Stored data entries
*****
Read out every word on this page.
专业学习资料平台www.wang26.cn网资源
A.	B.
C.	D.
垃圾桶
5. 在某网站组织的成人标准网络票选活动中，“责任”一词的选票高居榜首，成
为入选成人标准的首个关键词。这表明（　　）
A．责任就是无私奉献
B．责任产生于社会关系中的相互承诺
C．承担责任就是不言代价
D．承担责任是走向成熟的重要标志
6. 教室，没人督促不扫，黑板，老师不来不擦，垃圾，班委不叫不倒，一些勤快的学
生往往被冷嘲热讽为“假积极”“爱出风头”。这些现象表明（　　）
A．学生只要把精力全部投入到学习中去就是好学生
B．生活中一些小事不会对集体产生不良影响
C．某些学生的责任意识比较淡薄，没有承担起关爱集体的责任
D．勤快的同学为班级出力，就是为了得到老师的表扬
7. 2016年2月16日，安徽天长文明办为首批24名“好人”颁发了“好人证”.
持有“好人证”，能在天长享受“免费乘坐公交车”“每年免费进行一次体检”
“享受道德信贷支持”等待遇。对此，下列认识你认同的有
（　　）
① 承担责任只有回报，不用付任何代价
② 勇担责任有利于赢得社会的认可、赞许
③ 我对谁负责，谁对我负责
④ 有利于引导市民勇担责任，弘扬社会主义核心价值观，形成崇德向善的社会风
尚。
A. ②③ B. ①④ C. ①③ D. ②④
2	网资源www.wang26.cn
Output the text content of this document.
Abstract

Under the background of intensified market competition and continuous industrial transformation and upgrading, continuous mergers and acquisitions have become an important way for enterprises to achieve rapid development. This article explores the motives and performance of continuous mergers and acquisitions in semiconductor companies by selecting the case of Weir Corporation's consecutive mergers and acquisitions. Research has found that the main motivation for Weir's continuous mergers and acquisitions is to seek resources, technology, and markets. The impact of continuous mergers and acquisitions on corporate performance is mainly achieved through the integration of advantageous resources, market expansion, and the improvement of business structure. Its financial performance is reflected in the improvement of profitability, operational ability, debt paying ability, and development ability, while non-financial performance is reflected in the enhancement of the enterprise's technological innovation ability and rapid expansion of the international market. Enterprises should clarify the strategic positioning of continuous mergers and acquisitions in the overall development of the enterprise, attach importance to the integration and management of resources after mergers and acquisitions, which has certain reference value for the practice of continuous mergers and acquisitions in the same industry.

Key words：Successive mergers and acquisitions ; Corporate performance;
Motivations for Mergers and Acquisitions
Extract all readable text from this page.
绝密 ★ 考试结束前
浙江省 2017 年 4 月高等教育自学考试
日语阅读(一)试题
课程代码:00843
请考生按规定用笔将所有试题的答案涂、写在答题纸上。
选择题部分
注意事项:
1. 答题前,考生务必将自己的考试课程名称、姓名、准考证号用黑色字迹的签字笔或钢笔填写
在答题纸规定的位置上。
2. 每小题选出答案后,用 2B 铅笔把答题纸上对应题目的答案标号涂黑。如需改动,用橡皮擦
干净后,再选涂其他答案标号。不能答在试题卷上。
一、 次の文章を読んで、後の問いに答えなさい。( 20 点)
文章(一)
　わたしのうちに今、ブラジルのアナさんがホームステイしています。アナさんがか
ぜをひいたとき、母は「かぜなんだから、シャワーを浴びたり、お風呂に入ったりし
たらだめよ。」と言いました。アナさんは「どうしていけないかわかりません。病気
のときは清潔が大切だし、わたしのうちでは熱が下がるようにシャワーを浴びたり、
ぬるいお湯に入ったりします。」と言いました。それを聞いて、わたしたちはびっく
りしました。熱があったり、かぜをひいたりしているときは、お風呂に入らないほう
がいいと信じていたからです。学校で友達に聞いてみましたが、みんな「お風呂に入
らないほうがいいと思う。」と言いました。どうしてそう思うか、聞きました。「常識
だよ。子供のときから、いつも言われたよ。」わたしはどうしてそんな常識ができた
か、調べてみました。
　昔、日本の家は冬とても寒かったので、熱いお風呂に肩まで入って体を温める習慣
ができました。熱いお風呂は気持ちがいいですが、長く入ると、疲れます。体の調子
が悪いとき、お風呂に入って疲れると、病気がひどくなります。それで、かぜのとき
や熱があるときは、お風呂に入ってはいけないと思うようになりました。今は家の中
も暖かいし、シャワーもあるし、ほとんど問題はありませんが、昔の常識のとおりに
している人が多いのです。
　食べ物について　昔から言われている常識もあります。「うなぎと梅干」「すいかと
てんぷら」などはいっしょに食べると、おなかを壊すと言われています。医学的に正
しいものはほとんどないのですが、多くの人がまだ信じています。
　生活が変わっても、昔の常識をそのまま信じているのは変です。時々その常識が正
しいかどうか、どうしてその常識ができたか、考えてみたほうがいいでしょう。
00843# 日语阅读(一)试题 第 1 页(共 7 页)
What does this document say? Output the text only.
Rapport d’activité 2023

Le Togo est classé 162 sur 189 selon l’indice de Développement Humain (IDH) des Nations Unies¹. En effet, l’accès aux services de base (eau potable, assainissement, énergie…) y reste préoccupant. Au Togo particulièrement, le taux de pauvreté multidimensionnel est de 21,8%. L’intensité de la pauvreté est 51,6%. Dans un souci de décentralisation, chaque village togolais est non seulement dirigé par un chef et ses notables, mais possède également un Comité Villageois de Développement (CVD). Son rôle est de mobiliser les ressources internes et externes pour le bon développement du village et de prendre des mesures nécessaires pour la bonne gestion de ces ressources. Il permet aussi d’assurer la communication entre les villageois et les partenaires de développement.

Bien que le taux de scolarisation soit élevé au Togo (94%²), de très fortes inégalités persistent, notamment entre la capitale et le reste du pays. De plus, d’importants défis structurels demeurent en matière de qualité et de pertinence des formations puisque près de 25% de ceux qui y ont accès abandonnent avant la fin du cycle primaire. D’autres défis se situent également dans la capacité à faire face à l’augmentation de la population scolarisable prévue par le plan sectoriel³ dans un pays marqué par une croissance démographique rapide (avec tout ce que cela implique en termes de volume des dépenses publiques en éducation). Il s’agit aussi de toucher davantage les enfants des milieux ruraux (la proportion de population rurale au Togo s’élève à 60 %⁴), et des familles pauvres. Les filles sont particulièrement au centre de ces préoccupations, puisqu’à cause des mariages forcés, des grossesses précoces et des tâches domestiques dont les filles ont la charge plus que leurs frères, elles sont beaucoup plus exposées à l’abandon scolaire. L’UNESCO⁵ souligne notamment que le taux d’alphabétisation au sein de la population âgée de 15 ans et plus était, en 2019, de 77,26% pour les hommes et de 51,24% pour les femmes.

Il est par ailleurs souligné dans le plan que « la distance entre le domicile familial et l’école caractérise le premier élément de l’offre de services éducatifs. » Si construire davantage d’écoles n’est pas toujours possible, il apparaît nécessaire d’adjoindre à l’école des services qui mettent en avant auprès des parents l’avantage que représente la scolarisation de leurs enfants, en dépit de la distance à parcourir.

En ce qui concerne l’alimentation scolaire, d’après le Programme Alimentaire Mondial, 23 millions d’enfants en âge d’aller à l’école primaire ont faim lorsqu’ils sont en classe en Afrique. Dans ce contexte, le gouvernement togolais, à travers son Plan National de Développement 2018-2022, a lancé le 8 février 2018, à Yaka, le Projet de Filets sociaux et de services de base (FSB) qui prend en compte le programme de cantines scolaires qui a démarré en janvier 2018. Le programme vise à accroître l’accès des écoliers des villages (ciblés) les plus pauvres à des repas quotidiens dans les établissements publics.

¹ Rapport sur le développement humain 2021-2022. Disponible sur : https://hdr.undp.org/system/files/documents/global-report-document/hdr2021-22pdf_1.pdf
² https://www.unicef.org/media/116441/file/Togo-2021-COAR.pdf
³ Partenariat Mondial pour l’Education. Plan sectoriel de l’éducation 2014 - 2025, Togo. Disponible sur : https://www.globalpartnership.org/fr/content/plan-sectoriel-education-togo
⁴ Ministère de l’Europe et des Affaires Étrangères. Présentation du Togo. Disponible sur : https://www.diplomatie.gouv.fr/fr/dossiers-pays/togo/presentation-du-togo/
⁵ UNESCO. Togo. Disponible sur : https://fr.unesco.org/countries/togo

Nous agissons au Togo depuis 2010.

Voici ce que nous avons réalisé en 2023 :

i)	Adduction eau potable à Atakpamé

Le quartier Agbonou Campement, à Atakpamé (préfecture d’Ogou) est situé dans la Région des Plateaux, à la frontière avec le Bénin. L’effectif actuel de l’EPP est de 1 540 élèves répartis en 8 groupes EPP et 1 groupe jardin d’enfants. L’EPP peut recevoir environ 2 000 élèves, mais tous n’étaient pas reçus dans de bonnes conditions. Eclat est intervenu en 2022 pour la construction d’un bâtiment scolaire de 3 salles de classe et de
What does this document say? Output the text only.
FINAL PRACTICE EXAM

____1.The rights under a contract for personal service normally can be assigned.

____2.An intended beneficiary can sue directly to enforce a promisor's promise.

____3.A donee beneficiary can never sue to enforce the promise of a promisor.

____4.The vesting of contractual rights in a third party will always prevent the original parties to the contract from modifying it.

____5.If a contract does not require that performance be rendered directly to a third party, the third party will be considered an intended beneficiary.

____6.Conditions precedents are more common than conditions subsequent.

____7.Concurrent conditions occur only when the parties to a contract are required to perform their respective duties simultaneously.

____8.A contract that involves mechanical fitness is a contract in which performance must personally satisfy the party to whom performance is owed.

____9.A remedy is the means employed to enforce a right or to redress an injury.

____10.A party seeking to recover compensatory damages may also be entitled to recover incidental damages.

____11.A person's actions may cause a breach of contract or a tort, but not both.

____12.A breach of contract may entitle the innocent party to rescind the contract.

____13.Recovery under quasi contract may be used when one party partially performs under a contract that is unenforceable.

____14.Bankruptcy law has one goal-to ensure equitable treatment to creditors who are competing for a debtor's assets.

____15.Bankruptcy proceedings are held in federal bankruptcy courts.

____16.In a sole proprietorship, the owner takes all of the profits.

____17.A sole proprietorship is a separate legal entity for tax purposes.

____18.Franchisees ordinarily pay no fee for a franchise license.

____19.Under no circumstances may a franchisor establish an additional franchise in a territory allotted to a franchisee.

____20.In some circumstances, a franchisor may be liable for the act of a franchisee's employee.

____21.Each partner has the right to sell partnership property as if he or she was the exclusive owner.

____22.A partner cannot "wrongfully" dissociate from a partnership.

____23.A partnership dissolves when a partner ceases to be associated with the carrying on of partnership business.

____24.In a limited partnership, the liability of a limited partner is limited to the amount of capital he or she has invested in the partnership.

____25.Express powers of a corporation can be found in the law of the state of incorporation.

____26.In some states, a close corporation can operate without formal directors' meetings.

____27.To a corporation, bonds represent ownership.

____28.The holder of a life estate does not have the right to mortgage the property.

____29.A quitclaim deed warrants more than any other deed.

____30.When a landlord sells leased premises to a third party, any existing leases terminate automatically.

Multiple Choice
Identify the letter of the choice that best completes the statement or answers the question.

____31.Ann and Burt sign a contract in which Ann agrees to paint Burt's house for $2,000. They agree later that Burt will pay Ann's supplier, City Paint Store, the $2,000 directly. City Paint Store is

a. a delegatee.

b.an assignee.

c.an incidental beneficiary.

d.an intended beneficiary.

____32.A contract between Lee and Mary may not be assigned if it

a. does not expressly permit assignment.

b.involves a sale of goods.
*****
Lines of the material that contain the word "Mondial" are to be gathered.

En ce qui concerne l’alimentation scolaire, d’après le Programme Alimentaire Mondial, 23 millions d’enfants en âge d’aller à l’école primaire ont faim lorsqu’ils sont en classe en Afrique. Dans ce contexte, le gouvernement togolais, à travers son Plan National de Développement 2018-2022, a lancé le 8 février 2018, à Yaka, le Projet de Filets sociaux et de services de base (FSB) qui prend en compte le programme de cantines scolaires qui a démarré en janvier 2018. Le programme vise à accroître l’accès des écoliers des villages (ciblés) les plus pauvres à des repas quotidiens dans les établissements publics.
³ Partenariat Mondial pour l’Education. Plan sectoriel de l’éducation 2014 - 2025, Togo. Disponible sur : https://www.globalpartnership.org/fr/content/plan-sectoriel-education-togo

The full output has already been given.